[Figure record listings]
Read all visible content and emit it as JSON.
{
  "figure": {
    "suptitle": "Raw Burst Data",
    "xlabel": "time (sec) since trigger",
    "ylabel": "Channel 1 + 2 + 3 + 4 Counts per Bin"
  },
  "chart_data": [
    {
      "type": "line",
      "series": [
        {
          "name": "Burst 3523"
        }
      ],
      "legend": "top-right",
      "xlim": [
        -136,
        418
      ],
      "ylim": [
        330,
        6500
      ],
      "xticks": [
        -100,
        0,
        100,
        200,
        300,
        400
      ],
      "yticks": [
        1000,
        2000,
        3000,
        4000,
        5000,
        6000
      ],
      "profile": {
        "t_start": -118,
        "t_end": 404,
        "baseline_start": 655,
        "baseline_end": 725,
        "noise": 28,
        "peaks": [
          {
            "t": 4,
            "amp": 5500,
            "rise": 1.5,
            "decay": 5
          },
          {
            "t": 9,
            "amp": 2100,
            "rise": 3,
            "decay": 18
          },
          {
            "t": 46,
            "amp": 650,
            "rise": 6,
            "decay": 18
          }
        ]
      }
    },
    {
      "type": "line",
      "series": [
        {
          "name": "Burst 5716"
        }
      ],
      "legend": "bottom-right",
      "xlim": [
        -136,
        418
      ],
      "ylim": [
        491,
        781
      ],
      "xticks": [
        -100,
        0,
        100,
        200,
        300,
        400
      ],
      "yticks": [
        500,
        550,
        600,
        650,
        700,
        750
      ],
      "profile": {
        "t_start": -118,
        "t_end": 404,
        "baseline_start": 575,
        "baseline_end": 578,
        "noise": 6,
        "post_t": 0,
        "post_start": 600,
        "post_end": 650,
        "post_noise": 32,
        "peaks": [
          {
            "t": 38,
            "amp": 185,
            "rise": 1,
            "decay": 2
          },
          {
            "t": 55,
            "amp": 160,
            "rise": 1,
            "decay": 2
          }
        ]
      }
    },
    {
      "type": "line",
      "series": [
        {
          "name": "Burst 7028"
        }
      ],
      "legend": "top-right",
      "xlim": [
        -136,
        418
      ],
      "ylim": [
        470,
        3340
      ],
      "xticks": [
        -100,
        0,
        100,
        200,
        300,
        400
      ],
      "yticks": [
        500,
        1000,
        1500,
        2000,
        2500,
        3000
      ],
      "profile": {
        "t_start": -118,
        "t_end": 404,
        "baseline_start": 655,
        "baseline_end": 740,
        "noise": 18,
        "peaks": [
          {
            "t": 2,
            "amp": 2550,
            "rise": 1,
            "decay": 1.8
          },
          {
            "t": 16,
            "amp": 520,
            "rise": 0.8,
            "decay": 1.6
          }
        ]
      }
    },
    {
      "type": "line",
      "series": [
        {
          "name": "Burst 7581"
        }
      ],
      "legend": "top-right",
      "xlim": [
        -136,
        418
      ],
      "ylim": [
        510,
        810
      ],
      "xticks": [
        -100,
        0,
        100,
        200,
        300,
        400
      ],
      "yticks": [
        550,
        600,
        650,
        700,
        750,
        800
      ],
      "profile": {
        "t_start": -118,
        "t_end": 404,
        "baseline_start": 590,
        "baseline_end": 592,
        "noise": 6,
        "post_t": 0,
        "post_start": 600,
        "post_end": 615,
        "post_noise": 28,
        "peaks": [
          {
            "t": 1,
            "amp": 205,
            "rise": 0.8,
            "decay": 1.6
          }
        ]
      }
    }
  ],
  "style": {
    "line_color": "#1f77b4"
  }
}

■ **Request**: Transcribe each entry exactly.

■ **Response for this exercise**:
Read all visible content and emit it as JSON.
{
  "figure": {
    "suptitle": "Raw Burst Data",
    "xlabel": "time (sec) since trigger",
    "ylabel": "Channel 1 + 2 + 3 + 4 Counts per Bin"
  },
  "chart_data": [
    {
      "type": "line",
      "series": [
        {
          "name": "Burst 3523"
        }
      ],
      "legend": "top-right",
      "xlim": [
        -136,
        418
      ],
      "ylim": [
        330,
        6500
      ],
      "xticks": [
        -100,
        0,
        100,
        200,
        300,
        400
      ],
      "yticks": [
        1000,
        2000,
        3000,
        4000,
        5000,
        6000
      ],
      "profile": {
        "t_start": -118,
        "t_end": 404,
        "baseline_start": 655,
        "baseline_end": 725,
        "noise": 28,
        "peaks": [
          {
            "t": 4,
            "amp": 5500,
            "rise": 1.5,
            "decay": 5
          },
          {
            "t": 9,
            "amp": 2100,
            "rise": 3,
            "decay": 18
          },
          {
            "t": 46,
            "amp": 650,
            "rise": 6,
            "decay": 18
          }
        ]
      }
    },
    {
      "type": "line",
      "series": [
        {
          "name": "Burst 5716"
        }
      ],
      "legend": "bottom-right",
      "xlim": [
        -136,
        418
      ],
      "ylim": [
        491,
        781
      ],
      "xticks": [
        -100,
        0,
        100,
        200,
        300,
        400
      ],
      "yticks": [
        500,
        550,
        600,
        650,
        700,
        750
      ],
      "profile": {
        "t_start": -118,
        "t_end": 404,
        "baseline_start": 575,
        "baseline_end": 578,
        "noise": 6,
        "post_t": 0,
        "post_start": 600,
        "post_end": 650,
        "post_noise": 32,
        "peaks": [
          {
            "t": 38,
            "amp": 185,
            "rise": 1,
            "decay": 2
          },
          {
            "t": 55,
            "amp": 160,
            "rise": 1,
            "decay": 2
          }
        ]
      }
    },
    {
      "type": "line",
      "series": [
        {
          "name": "Burst 7028"
        }
      ],
      "legend": "top-right",
      "xlim": [
        -136,
        418
      ],
      "ylim": [
        470,
        3340
      ],
      "xticks": [
        -100,
        0,
        100,
        200,
        300,
        400
      ],
      "yticks": [
        500,
        1000,
        1500,
        2000,
        2500,
        3000
      ],
      "profile": {
        "t_start": -118,
        "t_end": 404,
        "baseline_start": 655,
        "baseline_end": 740,
        "noise": 18,
        "peaks": [
          {
            "t": 2,
            "amp": 2550,
            "rise": 1,
            "decay": 1.8
          },
          {
            "t": 16,
            "amp": 520,
            "rise": 0.8,
            "decay": 1.6
          }
        ]
      }
    },
    {
      "type": "line",
      "series": [
        {
          "name": "Burst 7581"
        }
      ],
      "legend": "top-right",
      "xlim": [
        -136,
        418
      ],
      "ylim": [
        510,
        810
      ],
      "xticks": [
        -100,
        0,
        100,
        200,
        300,
        400
      ],
      "yticks": [
        550,
        600,
        650,
        700,
        750,
        800
      ],
      "profile": {
        "t_start": -118,
        "t_end": 404,
        "baseline_start": 590,
        "baseline_end": 592,
        "noise": 6,
        "post_t": 0,
        "post_start": 600,
        "post_end": 615,
        "post_noise": 28,
        "peaks": [
          {
            "t": 1,
            "amp": 205,
            "rise": 0.8,
            "decay": 1.6
          }
        ]
      }
    }
  ],
  "style": {
    "line_color": "#1f77b4"
  }
}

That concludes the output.